[Extracted data entries]
########################################

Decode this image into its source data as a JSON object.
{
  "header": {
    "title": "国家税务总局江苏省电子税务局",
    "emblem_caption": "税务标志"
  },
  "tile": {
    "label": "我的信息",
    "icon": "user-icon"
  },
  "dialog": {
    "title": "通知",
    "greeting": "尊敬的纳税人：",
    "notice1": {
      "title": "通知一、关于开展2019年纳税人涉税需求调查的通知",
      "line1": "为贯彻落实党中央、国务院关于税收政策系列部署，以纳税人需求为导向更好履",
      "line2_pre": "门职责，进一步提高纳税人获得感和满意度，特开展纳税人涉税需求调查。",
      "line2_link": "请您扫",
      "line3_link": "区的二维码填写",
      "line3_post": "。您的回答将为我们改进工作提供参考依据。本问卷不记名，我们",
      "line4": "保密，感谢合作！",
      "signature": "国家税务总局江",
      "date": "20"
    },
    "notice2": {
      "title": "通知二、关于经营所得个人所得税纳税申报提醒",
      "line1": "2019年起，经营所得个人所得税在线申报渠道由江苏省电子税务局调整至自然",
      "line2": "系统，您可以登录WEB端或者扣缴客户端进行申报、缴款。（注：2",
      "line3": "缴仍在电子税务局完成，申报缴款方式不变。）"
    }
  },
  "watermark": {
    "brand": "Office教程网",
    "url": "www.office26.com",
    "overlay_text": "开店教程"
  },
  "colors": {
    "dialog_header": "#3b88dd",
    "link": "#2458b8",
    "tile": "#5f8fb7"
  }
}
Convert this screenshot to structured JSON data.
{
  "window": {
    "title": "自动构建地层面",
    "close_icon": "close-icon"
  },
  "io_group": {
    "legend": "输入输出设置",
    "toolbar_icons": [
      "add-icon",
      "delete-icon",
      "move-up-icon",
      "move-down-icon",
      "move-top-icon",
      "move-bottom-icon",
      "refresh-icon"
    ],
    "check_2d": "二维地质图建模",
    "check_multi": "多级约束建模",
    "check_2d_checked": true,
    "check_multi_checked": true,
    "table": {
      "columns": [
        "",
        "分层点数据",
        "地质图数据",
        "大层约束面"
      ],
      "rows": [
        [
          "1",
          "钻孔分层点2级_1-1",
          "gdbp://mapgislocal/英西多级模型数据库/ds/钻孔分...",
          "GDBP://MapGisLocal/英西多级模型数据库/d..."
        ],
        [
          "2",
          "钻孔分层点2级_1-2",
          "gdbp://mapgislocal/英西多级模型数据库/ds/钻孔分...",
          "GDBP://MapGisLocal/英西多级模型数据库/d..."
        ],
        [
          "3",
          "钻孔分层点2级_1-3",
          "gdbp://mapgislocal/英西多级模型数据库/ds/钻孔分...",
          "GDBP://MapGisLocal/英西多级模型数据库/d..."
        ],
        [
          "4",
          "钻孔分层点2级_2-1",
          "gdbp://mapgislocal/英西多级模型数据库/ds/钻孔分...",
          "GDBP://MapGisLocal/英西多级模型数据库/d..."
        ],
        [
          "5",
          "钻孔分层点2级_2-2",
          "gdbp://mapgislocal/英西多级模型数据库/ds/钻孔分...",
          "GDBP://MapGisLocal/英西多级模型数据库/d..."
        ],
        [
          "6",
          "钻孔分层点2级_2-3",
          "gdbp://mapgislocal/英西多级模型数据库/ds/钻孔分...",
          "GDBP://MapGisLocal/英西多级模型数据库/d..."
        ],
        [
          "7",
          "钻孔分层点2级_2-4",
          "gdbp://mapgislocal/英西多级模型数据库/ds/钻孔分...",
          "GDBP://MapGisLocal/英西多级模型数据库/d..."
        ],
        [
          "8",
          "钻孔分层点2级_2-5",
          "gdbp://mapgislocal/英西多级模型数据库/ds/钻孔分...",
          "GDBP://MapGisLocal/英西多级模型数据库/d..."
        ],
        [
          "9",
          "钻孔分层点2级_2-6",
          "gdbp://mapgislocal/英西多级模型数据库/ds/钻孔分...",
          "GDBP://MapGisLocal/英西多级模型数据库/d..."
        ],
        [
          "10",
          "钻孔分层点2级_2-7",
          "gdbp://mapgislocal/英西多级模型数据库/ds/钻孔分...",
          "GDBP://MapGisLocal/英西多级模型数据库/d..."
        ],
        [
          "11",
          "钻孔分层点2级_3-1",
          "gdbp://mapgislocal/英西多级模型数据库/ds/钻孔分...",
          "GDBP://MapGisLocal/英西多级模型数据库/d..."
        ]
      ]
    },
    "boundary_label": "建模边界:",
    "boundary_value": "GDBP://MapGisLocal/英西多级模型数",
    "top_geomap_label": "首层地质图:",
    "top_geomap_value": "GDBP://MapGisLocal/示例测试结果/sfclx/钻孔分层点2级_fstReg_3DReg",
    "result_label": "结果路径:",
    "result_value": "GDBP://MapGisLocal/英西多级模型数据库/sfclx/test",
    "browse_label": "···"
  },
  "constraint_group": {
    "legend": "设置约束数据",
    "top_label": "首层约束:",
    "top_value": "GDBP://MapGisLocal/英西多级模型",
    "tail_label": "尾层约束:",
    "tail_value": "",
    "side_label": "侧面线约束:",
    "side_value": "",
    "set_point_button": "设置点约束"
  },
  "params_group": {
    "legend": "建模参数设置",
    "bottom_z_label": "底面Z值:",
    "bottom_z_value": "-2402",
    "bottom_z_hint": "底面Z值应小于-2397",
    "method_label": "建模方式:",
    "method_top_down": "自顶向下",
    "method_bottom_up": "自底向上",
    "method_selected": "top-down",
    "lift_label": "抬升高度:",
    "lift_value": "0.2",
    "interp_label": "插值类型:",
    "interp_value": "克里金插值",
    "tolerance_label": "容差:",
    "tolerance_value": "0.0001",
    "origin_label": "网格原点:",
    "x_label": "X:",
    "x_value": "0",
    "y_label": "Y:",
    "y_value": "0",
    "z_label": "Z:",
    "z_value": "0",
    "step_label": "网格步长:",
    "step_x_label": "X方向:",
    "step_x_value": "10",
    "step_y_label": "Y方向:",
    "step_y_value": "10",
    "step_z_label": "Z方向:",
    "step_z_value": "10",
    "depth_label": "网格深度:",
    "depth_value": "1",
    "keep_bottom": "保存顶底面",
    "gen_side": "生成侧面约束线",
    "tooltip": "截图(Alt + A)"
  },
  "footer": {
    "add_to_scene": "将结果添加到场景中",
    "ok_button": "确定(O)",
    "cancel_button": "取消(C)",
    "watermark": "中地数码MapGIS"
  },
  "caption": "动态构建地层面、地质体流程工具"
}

########################################

Your task is to give the records above again, exactly.

Decode this image into its source data as a JSON object.
{
  "header": {
    "title": "国家税务总局江苏省电子税务局",
    "emblem_caption": "税务标志"
  },
  "tile": {
    "label": "我的信息",
    "icon": "user-icon"
  },
  "dialog": {
    "title": "通知",
    "greeting": "尊敬的纳税人：",
    "notice1": {
      "title": "通知一、关于开展2019年纳税人涉税需求调查的通知",
      "line1": "为贯彻落实党中央、国务院关于税收政策系列部署，以纳税人需求为导向更好履",
      "line2_pre": "门职责，进一步提高纳税人获得感和满意度，特开展纳税人涉税需求调查。",
      "line2_link": "请您扫",
      "line3_link": "区的二维码填写",
      "line3_post": "。您的回答将为我们改进工作提供参考依据。本问卷不记名，我们",
      "line4": "保密，感谢合作！",
      "signature": "国家税务总局江",
      "date": "20"
    },
    "notice2": {
      "title": "通知二、关于经营所得个人所得税纳税申报提醒",
      "line1": "2019年起，经营所得个人所得税在线申报渠道由江苏省电子税务局调整至自然",
      "line2": "系统，您可以登录WEB端或者扣缴客户端进行申报、缴款。（注：2",
      "line3": "缴仍在电子税务局完成，申报缴款方式不变。）"
    }
  },
  "watermark": {
    "brand": "Office教程网",
    "url": "www.office26.com",
    "overlay_text": "开店教程"
  },
  "colors": {
    "dialog_header": "#3b88dd",
    "link": "#2458b8",
    "tile": "#5f8fb7"
  }
}
Convert this screenshot to structured JSON data.
{
  "window": {
    "title": "自动构建地层面",
    "close_icon": "close-icon"
  },
  "io_group": {
    "legend": "输入输出设置",
    "toolbar_icons": [
      "add-icon",
      "delete-icon",
      "move-up-icon",
      "move-down-icon",
      "move-top-icon",
      "move-bottom-icon",
      "refresh-icon"
    ],
    "check_2d": "二维地质图建模",
    "check_multi": "多级约束建模",
    "check_2d_checked": true,
    "check_multi_checked": true,
    "table": {
      "columns": [
        "",
        "分层点数据",
        "地质图数据",
        "大层约束面"
      ],
      "rows": [
        [
          "1",
          "钻孔分层点2级_1-1",
          "gdbp://mapgislocal/英西多级模型数据库/ds/钻孔分...",
          "GDBP://MapGisLocal/英西多级模型数据库/d..."
        ],
        [
          "2",
          "钻孔分层点2级_1-2",
          "gdbp://mapgislocal/英西多级模型数据库/ds/钻孔分...",
          "GDBP://MapGisLocal/英西多级模型数据库/d..."
        ],
        [
          "3",
          "钻孔分层点2级_1-3",
          "gdbp://mapgislocal/英西多级模型数据库/ds/钻孔分...",
          "GDBP://MapGisLocal/英西多级模型数据库/d..."
        ],
        [
          "4",
          "钻孔分层点2级_2-1",
          "gdbp://mapgislocal/英西多级模型数据库/ds/钻孔分...",
          "GDBP://MapGisLocal/英西多级模型数据库/d..."
        ],
        [
          "5",
          "钻孔分层点2级_2-2",
          "gdbp://mapgislocal/英西多级模型数据库/ds/钻孔分...",
          "GDBP://MapGisLocal/英西多级模型数据库/d..."
        ],
        [
          "6",
          "钻孔分层点2级_2-3",
          "gdbp://mapgislocal/英西多级模型数据库/ds/钻孔分...",
          "GDBP://MapGisLocal/英西多级模型数据库/d..."
        ],
        [
          "7",
          "钻孔分层点2级_2-4",
          "gdbp://mapgislocal/英西多级模型数据库/ds/钻孔分...",
          "GDBP://MapGisLocal/英西多级模型数据库/d..."
        ],
        [
          "8",
          "钻孔分层点2级_2-5",
          "gdbp://mapgislocal/英西多级模型数据库/ds/钻孔分...",
          "GDBP://MapGisLocal/英西多级模型数据库/d..."
        ],
        [
          "9",
          "钻孔分层点2级_2-6",
          "gdbp://mapgislocal/英西多级模型数据库/ds/钻孔分...",
          "GDBP://MapGisLocal/英西多级模型数据库/d..."
        ],
        [
          "10",
          "钻孔分层点2级_2-7",
          "gdbp://mapgislocal/英西多级模型数据库/ds/钻孔分...",
          "GDBP://MapGisLocal/英西多级模型数据库/d..."
        ],
        [
          "11",
          "钻孔分层点2级_3-1",
          "gdbp://mapgislocal/英西多级模型数据库/ds/钻孔分...",
          "GDBP://MapGisLocal/英西多级模型数据库/d..."
        ]
      ]
    },
    "boundary_label": "建模边界:",
    "boundary_value": "GDBP://MapGisLocal/英西多级模型数",
    "top_geomap_label": "首层地质图:",
    "top_geomap_value": "GDBP://MapGisLocal/示例测试结果/sfclx/钻孔分层点2级_fstReg_3DReg",
    "result_label": "结果路径:",
    "result_value": "GDBP://MapGisLocal/英西多级模型数据库/sfclx/test",
    "browse_label": "···"
  },
  "constraint_group": {
    "legend": "设置约束数据",
    "top_label": "首层约束:",
    "top_value": "GDBP://MapGisLocal/英西多级模型",
    "tail_label": "尾层约束:",
    "tail_value": "",
    "side_label": "侧面线约束:",
    "side_value": "",
    "set_point_button": "设置点约束"
  },
  "params_group": {
    "legend": "建模参数设置",
    "bottom_z_label": "底面Z值:",
    "bottom_z_value": "-2402",
    "bottom_z_hint": "底面Z值应小于-2397",
    "method_label": "建模方式:",
    "method_top_down": "自顶向下",
    "method_bottom_up": "自底向上",
    "method_selected": "top-down",
    "lift_label": "抬升高度:",
    "lift_value": "0.2",
    "interp_label": "插值类型:",
    "interp_value": "克里金插值",
    "tolerance_label": "容差:",
    "tolerance_value": "0.0001",
    "origin_label": "网格原点:",
    "x_label": "X:",
    "x_value": "0",
    "y_label": "Y:",
    "y_value": "0",
    "z_label": "Z:",
    "z_value": "0",
    "step_label": "网格步长:",
    "step_x_label": "X方向:",
    "step_x_value": "10",
    "step_y_label": "Y方向:",
    "step_y_value": "10",
    "step_z_label": "Z方向:",
    "step_z_value": "10",
    "depth_label": "网格深度:",
    "depth_value": "1",
    "keep_bottom": "保存顶底面",
    "gen_side": "生成侧面约束线",
    "tooltip": "截图(Alt + A)"
  },
  "footer": {
    "add_to_scene": "将结果添加到场景中",
    "ok_button": "确定(O)",
    "cancel_button": "取消(C)",
    "watermark": "中地数码MapGIS"
  },
  "caption": "动态构建地层面、地质体流程工具"
}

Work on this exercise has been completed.